Task details:
Write out all of the entries exactly as given.

Source material:
□ □ □ □ □ □ □

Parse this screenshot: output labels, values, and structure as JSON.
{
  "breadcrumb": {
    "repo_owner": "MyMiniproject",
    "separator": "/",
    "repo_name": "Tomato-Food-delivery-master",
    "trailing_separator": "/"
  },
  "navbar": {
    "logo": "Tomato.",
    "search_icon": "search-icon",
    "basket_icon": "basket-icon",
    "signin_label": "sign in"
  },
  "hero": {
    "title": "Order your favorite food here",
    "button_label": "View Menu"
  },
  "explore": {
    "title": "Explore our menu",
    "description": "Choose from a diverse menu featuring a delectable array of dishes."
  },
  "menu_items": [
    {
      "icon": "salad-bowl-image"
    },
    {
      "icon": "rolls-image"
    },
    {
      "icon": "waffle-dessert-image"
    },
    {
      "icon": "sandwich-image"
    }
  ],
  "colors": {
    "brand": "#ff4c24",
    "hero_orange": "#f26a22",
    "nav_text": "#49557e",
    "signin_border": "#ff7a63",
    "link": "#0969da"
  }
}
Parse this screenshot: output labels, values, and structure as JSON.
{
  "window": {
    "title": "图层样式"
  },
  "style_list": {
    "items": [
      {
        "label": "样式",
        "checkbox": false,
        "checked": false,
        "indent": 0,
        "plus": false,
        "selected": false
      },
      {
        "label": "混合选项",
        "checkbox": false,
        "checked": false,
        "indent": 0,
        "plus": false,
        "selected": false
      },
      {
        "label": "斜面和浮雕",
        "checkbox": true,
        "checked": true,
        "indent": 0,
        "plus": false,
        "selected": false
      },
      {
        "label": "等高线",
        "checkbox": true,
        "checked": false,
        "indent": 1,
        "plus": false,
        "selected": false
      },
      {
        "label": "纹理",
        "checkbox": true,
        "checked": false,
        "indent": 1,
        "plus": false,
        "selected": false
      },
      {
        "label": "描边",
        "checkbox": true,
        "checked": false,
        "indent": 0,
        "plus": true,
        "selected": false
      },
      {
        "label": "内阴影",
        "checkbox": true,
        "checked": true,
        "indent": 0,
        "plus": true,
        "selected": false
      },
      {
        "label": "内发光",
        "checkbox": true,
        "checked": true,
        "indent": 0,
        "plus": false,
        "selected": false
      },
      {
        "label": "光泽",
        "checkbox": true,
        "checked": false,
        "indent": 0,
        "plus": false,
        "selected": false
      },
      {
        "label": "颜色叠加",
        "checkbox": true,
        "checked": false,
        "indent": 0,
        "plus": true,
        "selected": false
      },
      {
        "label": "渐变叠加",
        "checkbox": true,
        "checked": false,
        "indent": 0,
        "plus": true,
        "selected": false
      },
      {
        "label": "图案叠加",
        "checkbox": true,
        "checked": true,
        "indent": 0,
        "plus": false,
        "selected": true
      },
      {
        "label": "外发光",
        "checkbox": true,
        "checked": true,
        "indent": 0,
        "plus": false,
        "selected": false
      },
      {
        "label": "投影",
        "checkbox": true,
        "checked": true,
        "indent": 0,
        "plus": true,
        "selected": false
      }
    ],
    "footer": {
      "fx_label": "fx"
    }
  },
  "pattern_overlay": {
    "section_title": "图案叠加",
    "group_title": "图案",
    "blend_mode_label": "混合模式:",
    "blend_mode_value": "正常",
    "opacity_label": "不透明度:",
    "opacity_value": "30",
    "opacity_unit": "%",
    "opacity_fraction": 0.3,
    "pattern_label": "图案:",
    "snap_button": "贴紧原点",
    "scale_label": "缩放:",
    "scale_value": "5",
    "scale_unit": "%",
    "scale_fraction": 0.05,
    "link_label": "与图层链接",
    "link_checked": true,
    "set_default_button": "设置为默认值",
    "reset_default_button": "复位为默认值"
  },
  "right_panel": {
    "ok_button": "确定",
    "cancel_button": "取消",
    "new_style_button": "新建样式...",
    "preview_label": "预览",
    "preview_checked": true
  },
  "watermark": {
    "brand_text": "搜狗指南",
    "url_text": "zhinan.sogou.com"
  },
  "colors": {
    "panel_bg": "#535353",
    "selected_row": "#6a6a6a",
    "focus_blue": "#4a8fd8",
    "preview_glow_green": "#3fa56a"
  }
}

□ □ □ □ □ □ □

Exercise result:
Parse this screenshot: output labels, values, and structure as JSON.
{
  "breadcrumb": {
    "repo_owner": "MyMiniproject",
    "separator": "/",
    "repo_name": "Tomato-Food-delivery-master",
    "trailing_separator": "/"
  },
  "navbar": {
    "logo": "Tomato.",
    "search_icon": "search-icon",
    "basket_icon": "basket-icon",
    "signin_label": "sign in"
  },
  "hero": {
    "title": "Order your favorite food here",
    "button_label": "View Menu"
  },
  "explore": {
    "title": "Explore our menu",
    "description": "Choose from a diverse menu featuring a delectable array of dishes."
  },
  "menu_items": [
    {
      "icon": "salad-bowl-image"
    },
    {
      "icon": "rolls-image"
    },
    {
      "icon": "waffle-dessert-image"
    },
    {
      "icon": "sandwich-image"
    }
  ],
  "colors": {
    "brand": "#ff4c24",
    "hero_orange": "#f26a22",
    "nav_text": "#49557e",
    "signin_border": "#ff7a63",
    "link": "#0969da"
  }
}
Parse this screenshot: output labels, values, and structure as JSON.
{
  "window": {
    "title": "图层样式"
  },
  "style_list": {
    "items": [
      {
        "label": "样式",
        "checkbox": false,
        "checked": false,
        "indent": 0,
        "plus": false,
        "selected": false
      },
      {
        "label": "混合选项",
        "checkbox": false,
        "checked": false,
        "indent": 0,
        "plus": false,
        "selected": false
      },
      {
        "label": "斜面和浮雕",
        "checkbox": true,
        "checked": true,
        "indent": 0,
        "plus": false,
        "selected": false
      },
      {
        "label": "等高线",
        "checkbox": true,
        "checked": false,
        "indent": 1,
        "plus": false,
        "selected": false
      },
      {
        "label": "纹理",
        "checkbox": true,
        "checked": false,
        "indent": 1,
        "plus": false,
        "selected": false
      },
      {
        "label": "描边",
        "checkbox": true,
        "checked": false,
        "indent": 0,
        "plus": true,
        "selected": false
      },
      {
        "label": "内阴影",
        "checkbox": true,
        "checked": true,
        "indent": 0,
        "plus": true,
        "selected": false
      },
      {
        "label": "内发光",
        "checkbox": true,
        "checked": true,
        "indent": 0,
        "plus": false,
        "selected": false
      },
      {
        "label": "光泽",
        "checkbox": true,
        "checked": false,
        "indent": 0,
        "plus": false,
        "selected": false
      },
      {
        "label": "颜色叠加",
        "checkbox": true,
        "checked": false,
        "indent": 0,
        "plus": true,
        "selected": false
      },
      {
        "label": "渐变叠加",
        "checkbox": true,
        "checked": false,
        "indent": 0,
        "plus": true,
        "selected": false
      },
      {
        "label": "图案叠加",
        "checkbox": true,
        "checked": true,
        "indent": 0,
        "plus": false,
        "selected": true
      },
      {
        "label": "外发光",
        "checkbox": true,
        "checked": true,
        "indent": 0,
        "plus": false,
        "selected": false
      },
      {
        "label": "投影",
        "checkbox": true,
        "checked": true,
        "indent": 0,
        "plus": true,
        "selected": false
      }
    ],
    "footer": {
      "fx_label": "fx"
    }
  },
  "pattern_overlay": {
    "section_title": "图案叠加",
    "group_title": "图案",
    "blend_mode_label": "混合模式:",
    "blend_mode_value": "正常",
    "opacity_label": "不透明度:",
    "opacity_value": "30",
    "opacity_unit": "%",
    "opacity_fraction": 0.3,
    "pattern_label": "图案:",
    "snap_button": "贴紧原点",
    "scale_label": "缩放:",
    "scale_value": "5",
    "scale_unit": "%",
    "scale_fraction": 0.05,
    "link_label": "与图层链接",
    "link_checked": true,
    "set_default_button": "设置为默认值",
    "reset_default_button": "复位为默认值"
  },
  "right_panel": {
    "ok_button": "确定",
    "cancel_button": "取消",
    "new_style_button": "新建样式...",
    "preview_label": "预览",
    "preview_checked": true
  },
  "watermark": {
    "brand_text": "搜狗指南",
    "url_text": "zhinan.sogou.com"
  },
  "colors": {
    "panel_bg": "#535353",
    "selected_row": "#6a6a6a",
    "focus_blue": "#4a8fd8",
    "preview_glow_green": "#3fa56a"
  }
}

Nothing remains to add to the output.